Which lines below hold the word "région"? Report each one.

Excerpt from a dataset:
§ §
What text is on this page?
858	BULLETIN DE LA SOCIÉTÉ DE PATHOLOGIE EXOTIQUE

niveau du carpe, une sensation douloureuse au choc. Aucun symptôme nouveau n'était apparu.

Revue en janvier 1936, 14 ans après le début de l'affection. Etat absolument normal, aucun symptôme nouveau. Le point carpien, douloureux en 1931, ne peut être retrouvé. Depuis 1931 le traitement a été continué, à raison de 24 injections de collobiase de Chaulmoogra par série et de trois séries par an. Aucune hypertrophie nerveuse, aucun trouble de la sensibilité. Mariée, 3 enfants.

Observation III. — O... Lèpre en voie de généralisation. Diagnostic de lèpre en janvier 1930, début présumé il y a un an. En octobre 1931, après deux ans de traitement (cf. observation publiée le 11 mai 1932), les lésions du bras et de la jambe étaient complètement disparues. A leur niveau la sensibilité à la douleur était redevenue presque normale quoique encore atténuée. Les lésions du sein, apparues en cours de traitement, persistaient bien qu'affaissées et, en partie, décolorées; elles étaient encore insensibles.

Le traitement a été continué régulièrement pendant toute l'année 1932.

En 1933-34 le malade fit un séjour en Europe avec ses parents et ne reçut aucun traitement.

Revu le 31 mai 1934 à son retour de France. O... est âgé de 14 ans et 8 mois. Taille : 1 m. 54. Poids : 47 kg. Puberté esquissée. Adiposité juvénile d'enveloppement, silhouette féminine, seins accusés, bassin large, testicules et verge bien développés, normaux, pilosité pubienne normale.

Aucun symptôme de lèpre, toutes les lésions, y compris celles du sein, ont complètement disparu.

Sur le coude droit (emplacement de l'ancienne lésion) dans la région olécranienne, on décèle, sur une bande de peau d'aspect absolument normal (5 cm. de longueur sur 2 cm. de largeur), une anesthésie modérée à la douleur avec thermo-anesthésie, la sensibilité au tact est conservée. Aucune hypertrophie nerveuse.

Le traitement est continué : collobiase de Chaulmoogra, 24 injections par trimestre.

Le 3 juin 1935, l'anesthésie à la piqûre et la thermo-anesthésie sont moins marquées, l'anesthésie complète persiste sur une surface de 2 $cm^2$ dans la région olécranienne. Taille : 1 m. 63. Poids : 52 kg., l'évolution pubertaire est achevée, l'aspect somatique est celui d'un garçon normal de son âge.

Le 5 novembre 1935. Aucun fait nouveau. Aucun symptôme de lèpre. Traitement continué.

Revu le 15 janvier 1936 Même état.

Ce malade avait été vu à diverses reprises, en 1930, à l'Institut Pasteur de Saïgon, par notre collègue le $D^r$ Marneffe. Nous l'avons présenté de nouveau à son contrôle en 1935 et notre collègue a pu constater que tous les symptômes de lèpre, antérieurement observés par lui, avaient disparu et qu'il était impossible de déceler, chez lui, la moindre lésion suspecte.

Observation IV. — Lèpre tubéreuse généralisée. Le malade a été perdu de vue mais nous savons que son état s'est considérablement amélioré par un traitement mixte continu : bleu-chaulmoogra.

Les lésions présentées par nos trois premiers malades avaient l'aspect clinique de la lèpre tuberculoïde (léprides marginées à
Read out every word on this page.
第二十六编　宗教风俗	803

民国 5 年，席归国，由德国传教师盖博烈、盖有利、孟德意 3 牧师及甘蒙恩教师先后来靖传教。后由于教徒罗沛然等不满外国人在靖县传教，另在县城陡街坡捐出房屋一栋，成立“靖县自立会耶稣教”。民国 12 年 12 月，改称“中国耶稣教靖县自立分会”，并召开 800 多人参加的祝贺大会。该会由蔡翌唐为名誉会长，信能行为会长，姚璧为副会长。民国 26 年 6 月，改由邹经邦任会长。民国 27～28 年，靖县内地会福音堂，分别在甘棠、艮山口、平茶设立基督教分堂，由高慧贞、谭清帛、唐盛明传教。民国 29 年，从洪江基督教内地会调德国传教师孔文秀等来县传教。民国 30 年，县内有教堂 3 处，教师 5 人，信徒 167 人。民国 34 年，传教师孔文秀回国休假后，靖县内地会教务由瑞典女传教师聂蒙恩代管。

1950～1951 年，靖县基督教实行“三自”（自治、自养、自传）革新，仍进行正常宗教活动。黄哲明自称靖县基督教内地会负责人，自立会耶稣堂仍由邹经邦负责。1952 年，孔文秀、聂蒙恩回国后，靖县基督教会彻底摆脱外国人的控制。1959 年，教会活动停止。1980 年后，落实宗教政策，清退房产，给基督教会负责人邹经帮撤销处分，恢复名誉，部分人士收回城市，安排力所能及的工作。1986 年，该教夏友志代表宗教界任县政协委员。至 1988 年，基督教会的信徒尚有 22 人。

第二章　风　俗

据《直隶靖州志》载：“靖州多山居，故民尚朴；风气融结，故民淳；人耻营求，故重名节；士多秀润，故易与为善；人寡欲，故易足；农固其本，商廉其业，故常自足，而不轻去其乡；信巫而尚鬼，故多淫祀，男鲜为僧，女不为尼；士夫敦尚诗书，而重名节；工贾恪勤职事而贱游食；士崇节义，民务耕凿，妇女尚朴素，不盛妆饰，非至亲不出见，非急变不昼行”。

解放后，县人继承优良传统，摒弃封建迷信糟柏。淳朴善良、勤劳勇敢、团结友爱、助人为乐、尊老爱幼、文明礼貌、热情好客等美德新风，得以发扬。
§ §
SOLUTION TO THIS PROBLEM
Sur le coude droit (emplacement de l'ancienne lésion) dans la région olécranienne, on décèle, sur une bande de peau d'aspect absolument normal (5 cm. de longueur sur 2 cm. de largeur), une anesthésie modérée à la douleur avec thermo-anesthésie, la sensibilité au tact est conservée. Aucune hypertrophie nerveuse.
Le 3 juin 1935, l'anesthésie à la piqûre et la thermo-anesthésie sont moins marquées, l'anesthésie complète persiste sur une surface de 2 $cm^2$ dans la région olécranienne. Taille : 1 m. 63. Poids : 52 kg., l'évolution pubertaire est achevée, l'aspect somatique est celui d'un garçon normal de son âge.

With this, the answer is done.